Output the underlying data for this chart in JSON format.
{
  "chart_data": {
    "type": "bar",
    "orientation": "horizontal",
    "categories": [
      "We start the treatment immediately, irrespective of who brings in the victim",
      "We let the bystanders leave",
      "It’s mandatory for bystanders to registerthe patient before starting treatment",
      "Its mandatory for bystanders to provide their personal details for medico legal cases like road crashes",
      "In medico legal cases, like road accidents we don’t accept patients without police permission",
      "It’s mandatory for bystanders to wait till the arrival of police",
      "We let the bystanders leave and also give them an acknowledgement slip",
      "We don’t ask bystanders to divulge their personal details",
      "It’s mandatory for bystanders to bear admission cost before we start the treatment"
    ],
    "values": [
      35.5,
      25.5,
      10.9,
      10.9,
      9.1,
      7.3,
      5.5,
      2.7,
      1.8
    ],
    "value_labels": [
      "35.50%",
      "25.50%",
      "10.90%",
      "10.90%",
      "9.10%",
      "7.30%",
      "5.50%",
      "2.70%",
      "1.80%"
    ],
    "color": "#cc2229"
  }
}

::::::::::

## Task requirements
Search the entries for the word "road", then copy every line in which it is found.

## Task response
      "Its mandatory for bystanders to provide their personal details for medico legal cases like road crashes",
      "In medico legal cases, like road accidents we don’t accept patients without police permission",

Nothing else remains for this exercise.